| SUPPLIED INFORMATION |
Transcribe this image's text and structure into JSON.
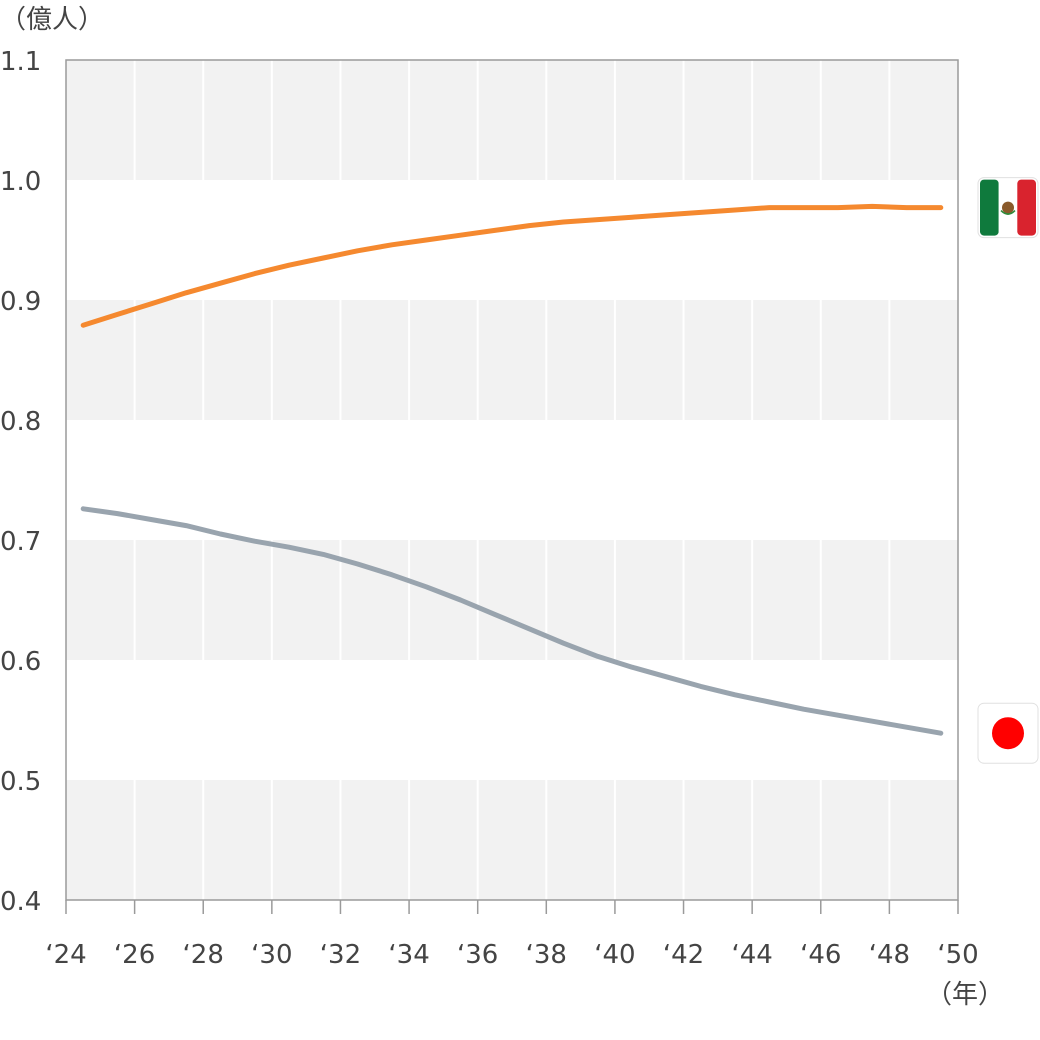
{
  "chart_data": {
    "type": "line",
    "title": "",
    "xlabel": "",
    "ylabel": "",
    "y_unit_label": "（億人）",
    "x_unit_label": "（年）",
    "xlim": [
      2024,
      2050
    ],
    "ylim": [
      0.4,
      1.1
    ],
    "x_ticks": [
      2024,
      2026,
      2028,
      2030,
      2032,
      2034,
      2036,
      2038,
      2040,
      2042,
      2044,
      2046,
      2048,
      2050
    ],
    "x_tick_labels": [
      "‘24",
      "‘26",
      "‘28",
      "‘30",
      "‘32",
      "‘34",
      "‘36",
      "‘38",
      "‘40",
      "‘42",
      "‘44",
      "‘46",
      "‘48",
      "‘50"
    ],
    "y_ticks": [
      0.4,
      0.5,
      0.6,
      0.7,
      0.8,
      0.9,
      1.0,
      1.1
    ],
    "y_tick_labels": [
      "0.4",
      "0.5",
      "0.6",
      "0.7",
      "0.8",
      "0.9",
      "1.0",
      "1.1"
    ],
    "grid": "vertical lines with alternating horizontal bands",
    "legend": "flag icons at right end of each line",
    "series": [
      {
        "flag": "mexico-flag",
        "color": "#f5892f",
        "x": [
          2024.5,
          2025.5,
          2026.5,
          2027.5,
          2028.5,
          2029.5,
          2030.5,
          2031.5,
          2032.5,
          2033.5,
          2034.5,
          2035.5,
          2036.5,
          2037.5,
          2038.5,
          2039.5,
          2040.5,
          2041.5,
          2042.5,
          2043.5,
          2044.5,
          2045.5,
          2046.5,
          2047.5,
          2048.5,
          2049.5
        ],
        "values": [
          0.879,
          0.888,
          0.897,
          0.906,
          0.914,
          0.922,
          0.929,
          0.935,
          0.941,
          0.946,
          0.95,
          0.954,
          0.958,
          0.962,
          0.965,
          0.967,
          0.969,
          0.971,
          0.973,
          0.975,
          0.977,
          0.977,
          0.977,
          0.978,
          0.977,
          0.977
        ]
      },
      {
        "flag": "japan-flag",
        "color": "#99a4ae",
        "x": [
          2024.5,
          2025.5,
          2026.5,
          2027.5,
          2028.5,
          2029.5,
          2030.5,
          2031.5,
          2032.5,
          2033.5,
          2034.5,
          2035.5,
          2036.5,
          2037.5,
          2038.5,
          2039.5,
          2040.5,
          2041.5,
          2042.5,
          2043.5,
          2044.5,
          2045.5,
          2046.5,
          2047.5,
          2048.5,
          2049.5
        ],
        "values": [
          0.726,
          0.722,
          0.717,
          0.712,
          0.705,
          0.699,
          0.694,
          0.688,
          0.68,
          0.671,
          0.661,
          0.65,
          0.638,
          0.626,
          0.614,
          0.603,
          0.594,
          0.586,
          0.578,
          0.571,
          0.565,
          0.559,
          0.554,
          0.549,
          0.544,
          0.539
        ]
      }
    ]
  }
}
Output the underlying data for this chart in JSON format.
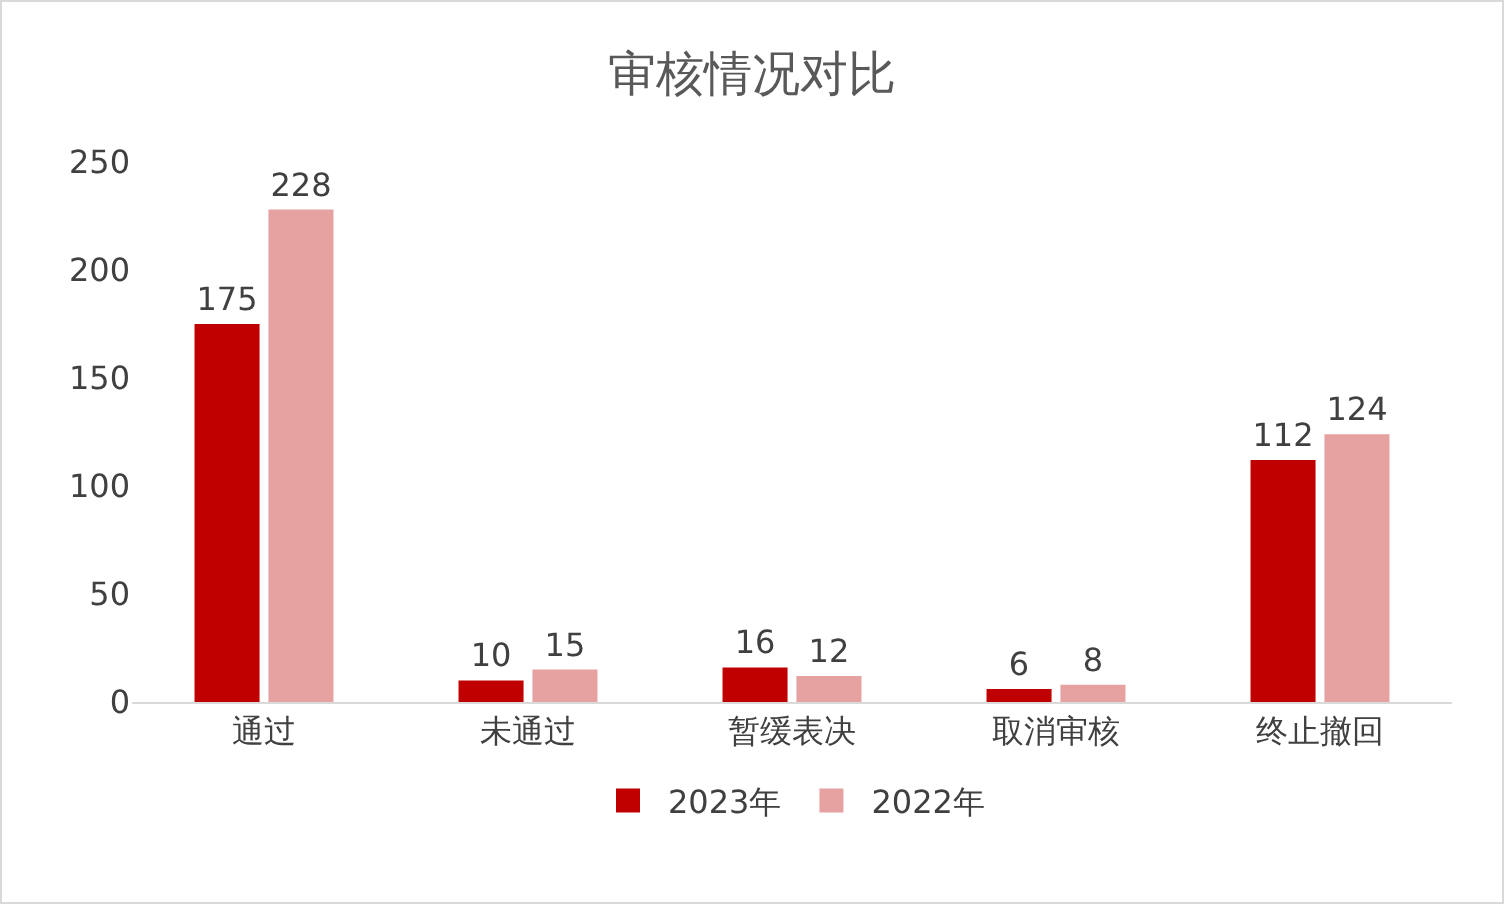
{
  "chart_data": {
    "type": "bar",
    "title": "审核情况对比",
    "categories": [
      "通过",
      "未通过",
      "暂缓表决",
      "取消审核",
      "终止撤回"
    ],
    "series": [
      {
        "name": "2023年",
        "color": "#c00000",
        "values": [
          175,
          10,
          16,
          6,
          112
        ]
      },
      {
        "name": "2022年",
        "color": "#e6a1a1",
        "values": [
          228,
          15,
          12,
          8,
          124
        ]
      }
    ],
    "ylim": [
      0,
      250
    ],
    "yticks": [
      0,
      50,
      100,
      150,
      200,
      250
    ],
    "grid": false,
    "legend": "bottom",
    "data_labels": true
  }
}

| DIRECTION |
Go to the line containing "Output the underlying" and set it down, along with every later line through the last one, exactly as written and without the pictures.

| EXERCISE OUTPUT |
Output the underlying data for this chart in JSON format.
{
  "chart_data": {
    "type": "bar",
    "title": "审核情况对比",
    "categories": [
      "通过",
      "未通过",
      "暂缓表决",
      "取消审核",
      "终止撤回"
    ],
    "series": [
      {
        "name": "2023年",
        "color": "#c00000",
        "values": [
          175,
          10,
          16,
          6,
          112
        ]
      },
      {
        "name": "2022年",
        "color": "#e6a1a1",
        "values": [
          228,
          15,
          12,
          8,
          124
        ]
      }
    ],
    "ylim": [
      0,
      250
    ],
    "yticks": [
      0,
      50,
      100,
      150,
      200,
      250
    ],
    "grid": false,
    "legend": "bottom",
    "data_labels": true
  }
}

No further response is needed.